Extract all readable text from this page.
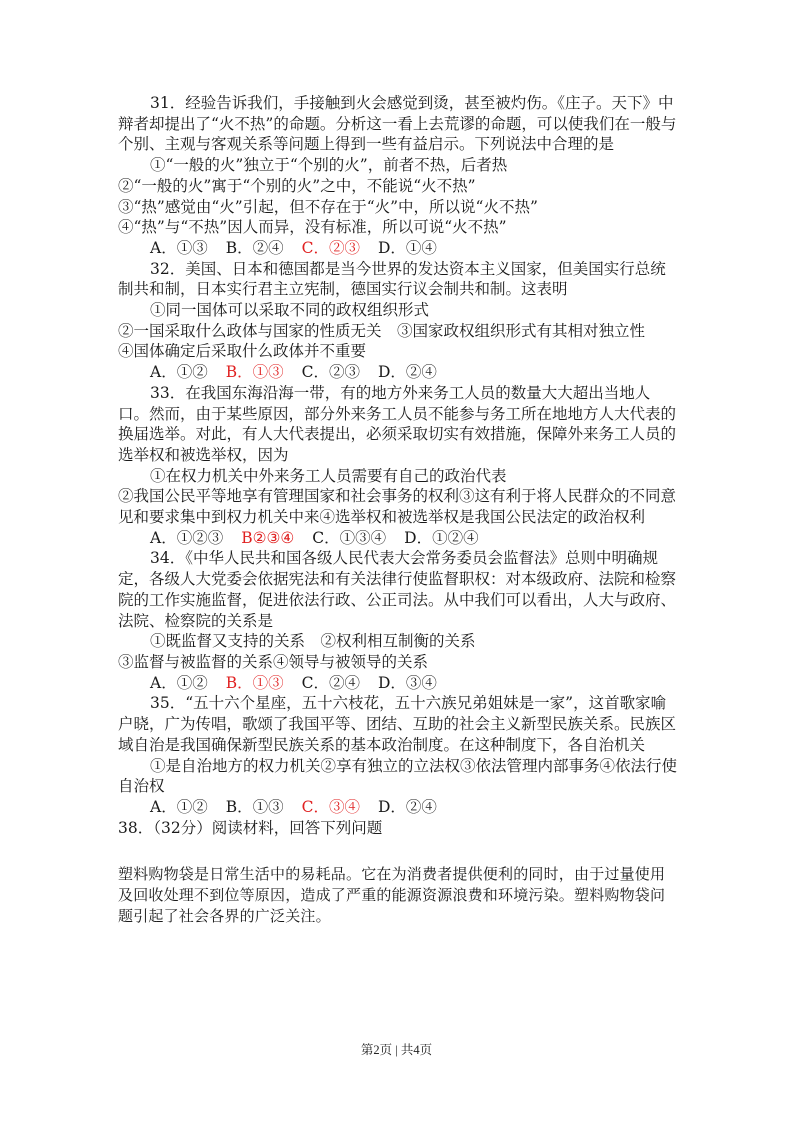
31．经验告诉我们，手接触到火会感觉到烫，甚至被灼伤。《庄子。天下》中辩者却提出了“火不热”的命题。分析这一看上去荒谬的命题，可以使我们在一般与个别、主观与客观关系等问题上得到一些有益启示。下列说法中合理的是

①“一般的火”独立于“个别的火”，前者不热，后者热

②“一般的火”寓于“个别的火”之中，不能说“火不热”

③“热”感觉由“火”引起，但不存在于“火”中，所以说“火不热”

④“热”与“不热”因人而异，没有标准，所以可说“火不热”

A．①③ B．②④ C．②③ D．①④

32．美国、日本和德国都是当今世界的发达资本主义国家，但美国实行总统制共和制，日本实行君主立宪制，德国实行议会制共和制。这表明

①同一国体可以采取不同的政权组织形式

②一国采取什么政体与国家的性质无关　③国家政权组织形式有其相对独立性

④国体确定后采取什么政体并不重要

A．①② B．①③ C．②③ D．②④

33．在我国东海沿海一带，有的地方外来务工人员的数量大大超出当地人口。然而，由于某些原因，部分外来务工人员不能参与务工所在地地方人大代表的换届选举。对此，有人大代表提出，必须采取切实有效措施，保障外来务工人员的选举权和被选举权，因为

①在权力机关中外来务工人员需要有自己的政治代表

②我国公民平等地享有管理国家和社会事务的权利③这有利于将人民群众的不同意见和要求集中到权力机关中来④选举权和被选举权是我国公民法定的政治权利

A．①②③ B②③④ C．①③④ D．①②④

34．《中华人民共和国各级人民代表大会常务委员会监督法》总则中明确规定，各级人大党委会依据宪法和有关法律行使监督职权：对本级政府、法院和检察院的工作实施监督，促进依法行政、公正司法。从中我们可以看出，人大与政府、法院、检察院的关系是

①既监督又支持的关系　②权利相互制衡的关系

③监督与被监督的关系④领导与被领导的关系

A．①② B．①③ C．②④ D．③④

35．“五十六个星座，五十六枝花，五十六族兄弟姐妹是一家”，这首歌家喻户晓，广为传唱，歌颂了我国平等、团结、互助的社会主义新型民族关系。民族区域自治是我国确保新型民族关系的基本政治制度。在这种制度下，各自治机关

①是自治地方的权力机关②享有独立的立法权③依法管理内部事务④依法行使自治权

A．①② B．①③ C．③④ D．②④

38．（32分）阅读材料，回答下列问题

塑料购物袋是日常生活中的易耗品。它在为消费者提供便利的同时，由于过量使用及回收处理不到位等原因，造成了严重的能源资源浪费和环境污染。塑料购物袋问题引起了社会各界的广泛关注。

第2页 | 共4页
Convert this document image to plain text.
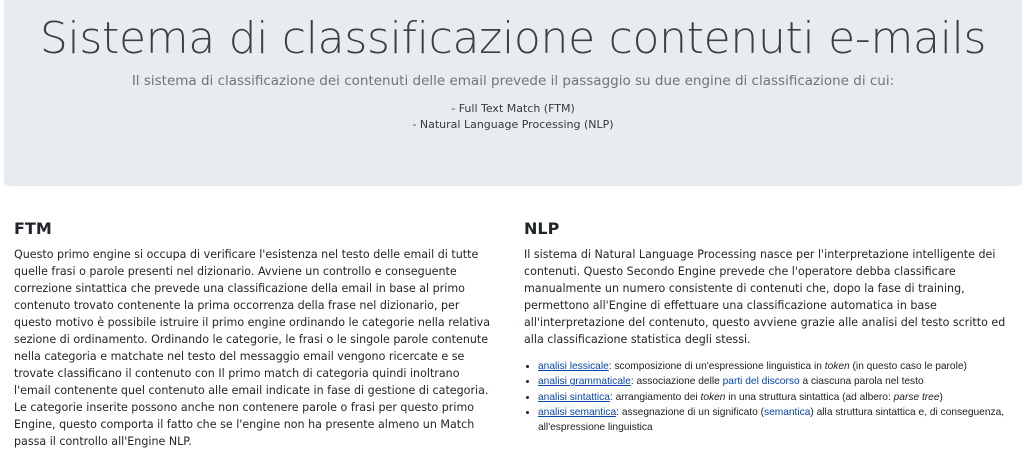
Sistema di classificazione contenuti e-mails
Il sistema di classificazione dei contenuti delle email prevede il passaggio su due engine di classificazione di cui:
- Full Text Match (FTM)
- Natural Language Processing (NLP)
FTM

Questo primo engine si occupa di verificare l'esistenza nel testo delle email di tutte quelle frasi o parole presenti nel dizionario. Avviene un controllo e conseguente correzione sintattica che prevede una classificazione della email in base al primo contenuto trovato contenente la prima occorrenza della frase nel dizionario, per questo motivo è possibile istruire il primo engine ordinando le categorie nella relativa sezione di ordinamento. Ordinando le categorie, le frasi o le singole parole contenute nella categoria e matchate nel testo del messaggio email vengono ricercate e se trovate classificano il contenuto con Il primo match di categoria quindi inoltrano l'email contenente quel contenuto alle email indicate in fase di gestione di categoria. Le categorie inserite possono anche non contenere parole o frasi per questo primo Engine, questo comporta il fatto che se l'engine non ha presente almeno un Match passa il controllo all'Engine NLP.

NLP

Il sistema di Natural Language Processing nasce per l'interpretazione intelligente dei contenuti. Questo Secondo Engine prevede che l'operatore debba classificare manualmente un numero consistente di contenuti che, dopo la fase di training, permettono all'Engine di effettuare una classificazione automatica in base all'interpretazione del contenuto, questo avviene grazie alle analisi del testo scritto ed alla classificazione statistica degli stessi.

• analisi lessicale: scomposizione di un'espressione linguistica in token (in questo caso le parole)
• analisi grammaticale: associazione delle parti del discorso a ciascuna parola nel testo
• analisi sintattica: arrangiamento dei token in una struttura sintattica (ad albero: parse tree)
• analisi semantica: assegnazione di un significato (semantica) alla struttura sintattica e, di conseguenza, all'espressione linguistica
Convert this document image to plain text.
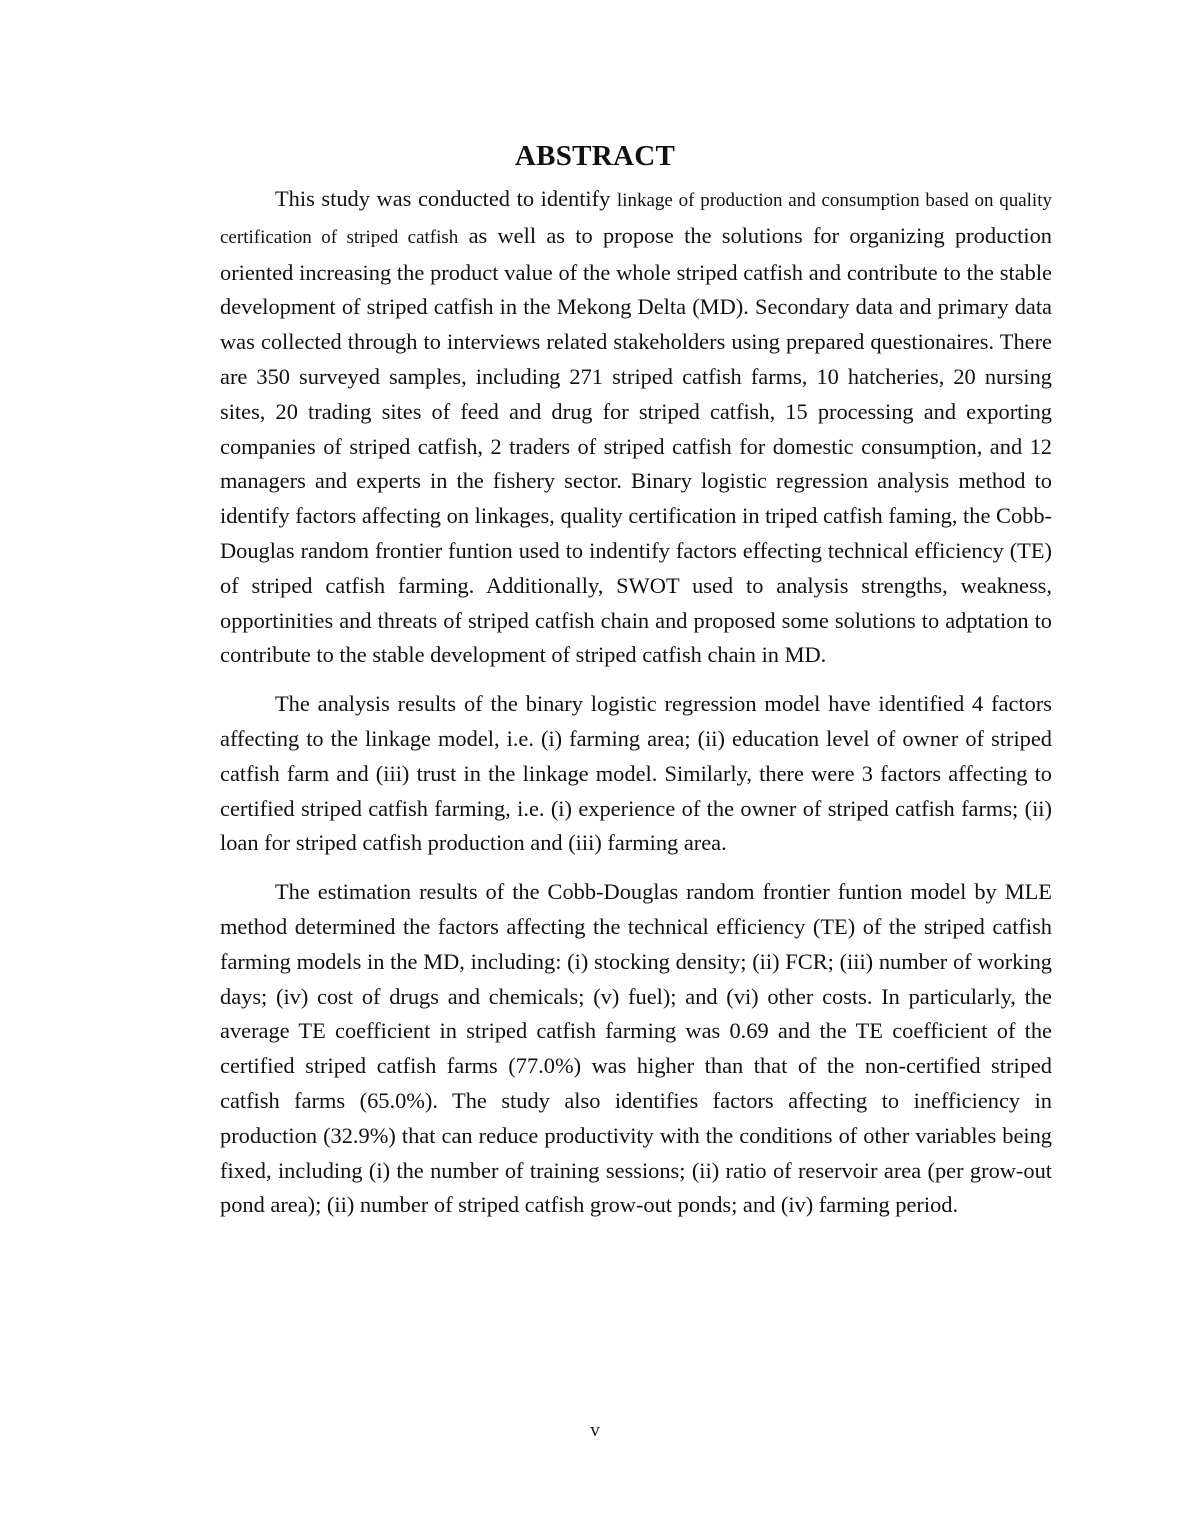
ABSTRACT

This study was conducted to identify linkage of production and consumption based on quality certification of striped catfish as well as to propose the solutions for organizing production oriented increasing the product value of the whole striped catfish and contribute to the stable development of striped catfish in the Mekong Delta (MD). Secondary data and primary data was collected through to interviews related stakeholders using prepared questionaires. There are 350 surveyed samples, including 271 striped catfish farms, 10 hatcheries, 20 nursing sites, 20 trading sites of feed and drug for striped catfish, 15 processing and exporting companies of striped catfish, 2 traders of striped catfish for domestic consumption, and 12 managers and experts in the fishery sector. Binary logistic regression analysis method to identify factors affecting on linkages, quality certification in triped catfish faming, the Cobb-Douglas random frontier funtion used to indentify factors effecting technical efficiency (TE) of striped catfish farming. Additionally, SWOT used to analysis strengths, weakness, opportinities and threats of striped catfish chain and proposed some solutions to adptation to contribute to the stable development of striped catfish chain in MD.

The analysis results of the binary logistic regression model have identified 4 factors affecting to the linkage model, i.e. (i) farming area; (ii) education level of owner of striped catfish farm and (iii) trust in the linkage model. Similarly, there were 3 factors affecting to certified striped catfish farming, i.e. (i) experience of the owner of striped catfish farms; (ii) loan for striped catfish production and (iii) farming area.

The estimation results of the Cobb-Douglas random frontier funtion model by MLE method determined the factors affecting the technical efficiency (TE) of the striped catfish farming models in the MD, including: (i) stocking density; (ii) FCR; (iii) number of working days; (iv) cost of drugs and chemicals; (v) fuel); and (vi) other costs. In particularly, the average TE coefficient in striped catfish farming was 0.69 and the TE coefficient of the certified striped catfish farms (77.0%) was higher than that of the non-certified striped catfish farms (65.0%). The study also identifies factors affecting to inefficiency in production (32.9%) that can reduce productivity with the conditions of other variables being fixed, including (i) the number of training sessions; (ii) ratio of reservoir area (per grow-out pond area); (ii) number of striped catfish grow-out ponds; and (iv) farming period.

v
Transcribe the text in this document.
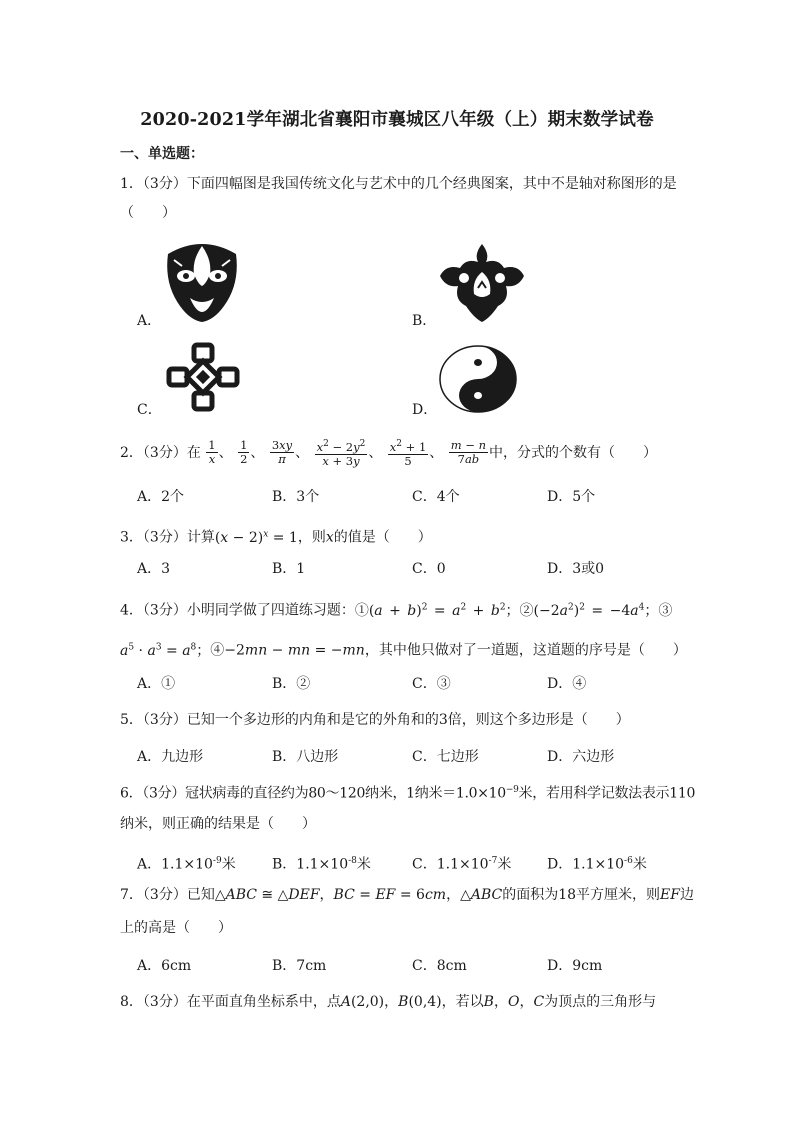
2020-2021学年湖北省襄阳市襄城区八年级（上）期末数学试卷
一、单选题：
1．（3分）下面四幅图是我国传统文化与艺术中的几个经典图案，其中不是轴对称图形的是
（　　）
A．	B．
C．	D．
2．（3分）在 $\frac{1}{x}$ 、 $\frac{1}{2}$ 、 $\frac{3xy}{\pi}$ 、 $\frac{x^2 - 2y^2}{x + 3y}$ 、 $\frac{x^2 + 1}{5}$ 、 $\frac{m - n}{7ab}$ 中，分式的个数有（　　）
A．2个	B．3个	C．4个	D．5个
3．（3分）计算$(x - 2)^x = 1$，则x的值是（　　）
A．3	B．1	C．0	D．3或0
4．（3分）小明同学做了四道练习题：①(a + $b)^2 = a^2 + b^2$；$②(-2a^2)^2 = -4a^4$；③
$a^5 \cdot a^3 = a^8$；④−2mn − mn = −mn，其中他只做对了一道题，这道题的序号是（　　）
A．①	B．②	C．③	D．④
5．（3分）已知一个多边形的内角和是它的外角和的3倍，则这个多边形是（　　）
A．九边形	B．八边形	C．七边形	D．六边形
6．（3分）冠状病毒的直径约为80～120纳米，1纳米$=1.0\times 10^{-9}$米，若用科学记数法表示110
纳米，则正确的结果是（　　）
A．$1.1\times 10^{-9}$米	B．$1.1\times 10^{-8}$米	C．$1.1\times 10^{-7}$米	D．$1.1\times 10^{-6}$米
7．（3分）已知△ABC ≅ △DEF，BC = EF = 6cm，△ABC的面积为18平方厘米，则EF边
上的高是（　　）
A．6cm	B．7cm	C．8cm	D．9cm
8．（3分）在平面直角坐标系中，点A(2,0)，B(0,4)，若以B，O，C为顶点的三角形与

_ _ _

* Goal
Pick out the lines that have the word "analisi". Copy them all.

* Answer for the task
Il sistema di Natural Language Processing nasce per l'interpretazione intelligente dei contenuti. Questo Secondo Engine prevede che l'operatore debba classificare manualmente un numero consistente di contenuti che, dopo la fase di training, permettono all'Engine di effettuare una classificazione automatica in base all'interpretazione del contenuto, questo avviene grazie alle analisi del testo scritto ed alla classificazione statistica degli stessi.
• analisi lessicale: scomposizione di un'espressione linguistica in token (in questo caso le parole)
• analisi grammaticale: associazione delle parti del discorso a ciascuna parola nel testo
• analisi sintattica: arrangiamento dei token in una struttura sintattica (ad albero: parse tree)
• analisi semantica: assegnazione di un significato (semantica) alla struttura sintattica e, di conseguenza, all'espressione linguistica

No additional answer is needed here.